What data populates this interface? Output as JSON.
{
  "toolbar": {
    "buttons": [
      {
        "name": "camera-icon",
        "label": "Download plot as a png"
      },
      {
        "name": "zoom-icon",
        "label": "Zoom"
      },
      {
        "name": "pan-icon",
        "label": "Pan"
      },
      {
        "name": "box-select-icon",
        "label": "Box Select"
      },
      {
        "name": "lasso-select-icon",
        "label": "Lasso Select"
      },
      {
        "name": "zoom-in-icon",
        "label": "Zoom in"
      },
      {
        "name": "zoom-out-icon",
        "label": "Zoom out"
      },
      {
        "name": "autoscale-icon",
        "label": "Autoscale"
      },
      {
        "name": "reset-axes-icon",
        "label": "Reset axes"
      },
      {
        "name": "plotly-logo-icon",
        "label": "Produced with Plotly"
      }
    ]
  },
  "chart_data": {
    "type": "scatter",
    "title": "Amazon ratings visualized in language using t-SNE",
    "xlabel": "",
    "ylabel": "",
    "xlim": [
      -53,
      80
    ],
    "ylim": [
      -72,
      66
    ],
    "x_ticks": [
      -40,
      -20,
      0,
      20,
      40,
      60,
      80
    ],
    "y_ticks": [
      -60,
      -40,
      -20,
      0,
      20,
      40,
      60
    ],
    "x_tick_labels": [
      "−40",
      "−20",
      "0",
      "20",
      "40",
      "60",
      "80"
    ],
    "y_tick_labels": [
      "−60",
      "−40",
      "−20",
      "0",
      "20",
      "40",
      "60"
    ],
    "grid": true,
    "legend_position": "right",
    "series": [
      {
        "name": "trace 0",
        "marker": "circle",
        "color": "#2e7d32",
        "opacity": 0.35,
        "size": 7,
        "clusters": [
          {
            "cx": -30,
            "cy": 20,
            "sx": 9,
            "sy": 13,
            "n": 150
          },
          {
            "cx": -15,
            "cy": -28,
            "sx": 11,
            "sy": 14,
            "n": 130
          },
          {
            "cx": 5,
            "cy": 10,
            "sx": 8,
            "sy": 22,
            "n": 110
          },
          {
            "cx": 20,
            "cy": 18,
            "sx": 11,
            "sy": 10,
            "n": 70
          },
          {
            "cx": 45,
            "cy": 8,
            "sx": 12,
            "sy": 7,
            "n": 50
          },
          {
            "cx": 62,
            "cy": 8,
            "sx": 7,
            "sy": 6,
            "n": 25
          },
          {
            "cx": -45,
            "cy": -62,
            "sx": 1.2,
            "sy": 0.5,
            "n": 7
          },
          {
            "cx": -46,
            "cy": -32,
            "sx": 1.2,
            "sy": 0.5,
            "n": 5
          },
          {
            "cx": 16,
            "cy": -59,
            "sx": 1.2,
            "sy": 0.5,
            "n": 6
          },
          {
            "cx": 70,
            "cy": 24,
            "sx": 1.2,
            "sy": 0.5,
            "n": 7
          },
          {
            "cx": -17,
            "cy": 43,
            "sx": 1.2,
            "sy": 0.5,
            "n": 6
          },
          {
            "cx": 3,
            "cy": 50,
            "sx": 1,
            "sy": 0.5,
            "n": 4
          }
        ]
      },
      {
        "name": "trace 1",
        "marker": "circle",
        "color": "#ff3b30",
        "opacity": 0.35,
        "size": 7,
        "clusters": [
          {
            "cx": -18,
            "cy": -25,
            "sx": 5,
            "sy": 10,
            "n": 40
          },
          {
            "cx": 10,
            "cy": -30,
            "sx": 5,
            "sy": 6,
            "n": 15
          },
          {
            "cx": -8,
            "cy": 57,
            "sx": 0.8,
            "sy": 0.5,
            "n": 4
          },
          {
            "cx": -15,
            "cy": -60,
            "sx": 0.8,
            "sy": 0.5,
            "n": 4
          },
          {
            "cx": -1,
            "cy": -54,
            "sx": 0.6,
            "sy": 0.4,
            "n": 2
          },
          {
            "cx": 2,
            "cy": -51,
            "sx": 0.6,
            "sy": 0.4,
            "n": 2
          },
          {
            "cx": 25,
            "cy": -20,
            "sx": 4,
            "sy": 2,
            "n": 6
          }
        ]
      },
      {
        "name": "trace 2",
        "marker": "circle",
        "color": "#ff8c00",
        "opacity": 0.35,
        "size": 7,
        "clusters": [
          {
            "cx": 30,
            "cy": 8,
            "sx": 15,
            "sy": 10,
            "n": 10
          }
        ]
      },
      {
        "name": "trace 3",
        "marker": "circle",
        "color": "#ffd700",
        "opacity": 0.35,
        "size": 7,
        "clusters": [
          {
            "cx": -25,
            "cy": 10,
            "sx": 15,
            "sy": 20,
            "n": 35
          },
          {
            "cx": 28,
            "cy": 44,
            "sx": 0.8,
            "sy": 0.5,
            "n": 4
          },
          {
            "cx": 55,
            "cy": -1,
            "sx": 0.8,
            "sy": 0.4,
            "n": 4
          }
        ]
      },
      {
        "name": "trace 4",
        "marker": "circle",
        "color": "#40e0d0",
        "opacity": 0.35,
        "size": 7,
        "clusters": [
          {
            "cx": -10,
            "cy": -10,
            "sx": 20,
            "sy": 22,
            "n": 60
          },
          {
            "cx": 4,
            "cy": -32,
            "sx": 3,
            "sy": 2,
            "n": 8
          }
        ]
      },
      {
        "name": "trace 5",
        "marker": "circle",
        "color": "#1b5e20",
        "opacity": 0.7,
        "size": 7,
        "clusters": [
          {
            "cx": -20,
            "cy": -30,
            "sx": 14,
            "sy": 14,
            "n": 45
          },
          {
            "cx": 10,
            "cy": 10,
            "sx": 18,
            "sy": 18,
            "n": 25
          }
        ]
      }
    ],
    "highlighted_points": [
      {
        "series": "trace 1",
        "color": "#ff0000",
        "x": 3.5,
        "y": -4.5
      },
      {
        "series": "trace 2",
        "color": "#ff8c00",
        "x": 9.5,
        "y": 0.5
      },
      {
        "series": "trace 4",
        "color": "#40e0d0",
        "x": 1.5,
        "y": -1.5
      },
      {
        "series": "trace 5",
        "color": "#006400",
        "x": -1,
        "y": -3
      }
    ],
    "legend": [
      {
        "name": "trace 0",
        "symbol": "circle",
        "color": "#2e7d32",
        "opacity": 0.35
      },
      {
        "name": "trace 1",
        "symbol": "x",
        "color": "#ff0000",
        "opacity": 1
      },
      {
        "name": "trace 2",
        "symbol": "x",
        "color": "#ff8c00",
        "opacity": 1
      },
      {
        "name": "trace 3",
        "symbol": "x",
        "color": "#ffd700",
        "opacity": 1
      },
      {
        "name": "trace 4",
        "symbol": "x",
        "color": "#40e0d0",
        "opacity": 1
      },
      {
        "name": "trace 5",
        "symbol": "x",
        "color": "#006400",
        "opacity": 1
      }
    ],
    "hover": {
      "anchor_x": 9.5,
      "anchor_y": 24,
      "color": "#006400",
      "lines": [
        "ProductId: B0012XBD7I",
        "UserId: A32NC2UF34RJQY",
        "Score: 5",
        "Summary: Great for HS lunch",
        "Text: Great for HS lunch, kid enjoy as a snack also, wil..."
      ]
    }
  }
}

____

◆ **EXERCISE**
Restate the listing in full, word for word.

◆ **RESULT OF THE TASK**
What data populates this interface? Output as JSON.
{
  "toolbar": {
    "buttons": [
      {
        "name": "camera-icon",
        "label": "Download plot as a png"
      },
      {
        "name": "zoom-icon",
        "label": "Zoom"
      },
      {
        "name": "pan-icon",
        "label": "Pan"
      },
      {
        "name": "box-select-icon",
        "label": "Box Select"
      },
      {
        "name": "lasso-select-icon",
        "label": "Lasso Select"
      },
      {
        "name": "zoom-in-icon",
        "label": "Zoom in"
      },
      {
        "name": "zoom-out-icon",
        "label": "Zoom out"
      },
      {
        "name": "autoscale-icon",
        "label": "Autoscale"
      },
      {
        "name": "reset-axes-icon",
        "label": "Reset axes"
      },
      {
        "name": "plotly-logo-icon",
        "label": "Produced with Plotly"
      }
    ]
  },
  "chart_data": {
    "type": "scatter",
    "title": "Amazon ratings visualized in language using t-SNE",
    "xlabel": "",
    "ylabel": "",
    "xlim": [
      -53,
      80
    ],
    "ylim": [
      -72,
      66
    ],
    "x_ticks": [
      -40,
      -20,
      0,
      20,
      40,
      60,
      80
    ],
    "y_ticks": [
      -60,
      -40,
      -20,
      0,
      20,
      40,
      60
    ],
    "x_tick_labels": [
      "−40",
      "−20",
      "0",
      "20",
      "40",
      "60",
      "80"
    ],
    "y_tick_labels": [
      "−60",
      "−40",
      "−20",
      "0",
      "20",
      "40",
      "60"
    ],
    "grid": true,
    "legend_position": "right",
    "series": [
      {
        "name": "trace 0",
        "marker": "circle",
        "color": "#2e7d32",
        "opacity": 0.35,
        "size": 7,
        "clusters": [
          {
            "cx": -30,
            "cy": 20,
            "sx": 9,
            "sy": 13,
            "n": 150
          },
          {
            "cx": -15,
            "cy": -28,
            "sx": 11,
            "sy": 14,
            "n": 130
          },
          {
            "cx": 5,
            "cy": 10,
            "sx": 8,
            "sy": 22,
            "n": 110
          },
          {
            "cx": 20,
            "cy": 18,
            "sx": 11,
            "sy": 10,
            "n": 70
          },
          {
            "cx": 45,
            "cy": 8,
            "sx": 12,
            "sy": 7,
            "n": 50
          },
          {
            "cx": 62,
            "cy": 8,
            "sx": 7,
            "sy": 6,
            "n": 25
          },
          {
            "cx": -45,
            "cy": -62,
            "sx": 1.2,
            "sy": 0.5,
            "n": 7
          },
          {
            "cx": -46,
            "cy": -32,
            "sx": 1.2,
            "sy": 0.5,
            "n": 5
          },
          {
            "cx": 16,
            "cy": -59,
            "sx": 1.2,
            "sy": 0.5,
            "n": 6
          },
          {
            "cx": 70,
            "cy": 24,
            "sx": 1.2,
            "sy": 0.5,
            "n": 7
          },
          {
            "cx": -17,
            "cy": 43,
            "sx": 1.2,
            "sy": 0.5,
            "n": 6
          },
          {
            "cx": 3,
            "cy": 50,
            "sx": 1,
            "sy": 0.5,
            "n": 4
          }
        ]
      },
      {
        "name": "trace 1",
        "marker": "circle",
        "color": "#ff3b30",
        "opacity": 0.35,
        "size": 7,
        "clusters": [
          {
            "cx": -18,
            "cy": -25,
            "sx": 5,
            "sy": 10,
            "n": 40
          },
          {
            "cx": 10,
            "cy": -30,
            "sx": 5,
            "sy": 6,
            "n": 15
          },
          {
            "cx": -8,
            "cy": 57,
            "sx": 0.8,
            "sy": 0.5,
            "n": 4
          },
          {
            "cx": -15,
            "cy": -60,
            "sx": 0.8,
            "sy": 0.5,
            "n": 4
          },
          {
            "cx": -1,
            "cy": -54,
            "sx": 0.6,
            "sy": 0.4,
            "n": 2
          },
          {
            "cx": 2,
            "cy": -51,
            "sx": 0.6,
            "sy": 0.4,
            "n": 2
          },
          {
            "cx": 25,
            "cy": -20,
            "sx": 4,
            "sy": 2,
            "n": 6
          }
        ]
      },
      {
        "name": "trace 2",
        "marker": "circle",
        "color": "#ff8c00",
        "opacity": 0.35,
        "size": 7,
        "clusters": [
          {
            "cx": 30,
            "cy": 8,
            "sx": 15,
            "sy": 10,
            "n": 10
          }
        ]
      },
      {
        "name": "trace 3",
        "marker": "circle",
        "color": "#ffd700",
        "opacity": 0.35,
        "size": 7,
        "clusters": [
          {
            "cx": -25,
            "cy": 10,
            "sx": 15,
            "sy": 20,
            "n": 35
          },
          {
            "cx": 28,
            "cy": 44,
            "sx": 0.8,
            "sy": 0.5,
            "n": 4
          },
          {
            "cx": 55,
            "cy": -1,
            "sx": 0.8,
            "sy": 0.4,
            "n": 4
          }
        ]
      },
      {
        "name": "trace 4",
        "marker": "circle",
        "color": "#40e0d0",
        "opacity": 0.35,
        "size": 7,
        "clusters": [
          {
            "cx": -10,
            "cy": -10,
            "sx": 20,
            "sy": 22,
            "n": 60
          },
          {
            "cx": 4,
            "cy": -32,
            "sx": 3,
            "sy": 2,
            "n": 8
          }
        ]
      },
      {
        "name": "trace 5",
        "marker": "circle",
        "color": "#1b5e20",
        "opacity": 0.7,
        "size": 7,
        "clusters": [
          {
            "cx": -20,
            "cy": -30,
            "sx": 14,
            "sy": 14,
            "n": 45
          },
          {
            "cx": 10,
            "cy": 10,
            "sx": 18,
            "sy": 18,
            "n": 25
          }
        ]
      }
    ],
    "highlighted_points": [
      {
        "series": "trace 1",
        "color": "#ff0000",
        "x": 3.5,
        "y": -4.5
      },
      {
        "series": "trace 2",
        "color": "#ff8c00",
        "x": 9.5,
        "y": 0.5
      },
      {
        "series": "trace 4",
        "color": "#40e0d0",
        "x": 1.5,
        "y": -1.5
      },
      {
        "series": "trace 5",
        "color": "#006400",
        "x": -1,
        "y": -3
      }
    ],
    "legend": [
      {
        "name": "trace 0",
        "symbol": "circle",
        "color": "#2e7d32",
        "opacity": 0.35
      },
      {
        "name": "trace 1",
        "symbol": "x",
        "color": "#ff0000",
        "opacity": 1
      },
      {
        "name": "trace 2",
        "symbol": "x",
        "color": "#ff8c00",
        "opacity": 1
      },
      {
        "name": "trace 3",
        "symbol": "x",
        "color": "#ffd700",
        "opacity": 1
      },
      {
        "name": "trace 4",
        "symbol": "x",
        "color": "#40e0d0",
        "opacity": 1
      },
      {
        "name": "trace 5",
        "symbol": "x",
        "color": "#006400",
        "opacity": 1
      }
    ],
    "hover": {
      "anchor_x": 9.5,
      "anchor_y": 24,
      "color": "#006400",
      "lines": [
        "ProductId: B0012XBD7I",
        "UserId: A32NC2UF34RJQY",
        "Score: 5",
        "Summary: Great for HS lunch",
        "Text: Great for HS lunch, kid enjoy as a snack also, wil..."
      ]
    }
  }
}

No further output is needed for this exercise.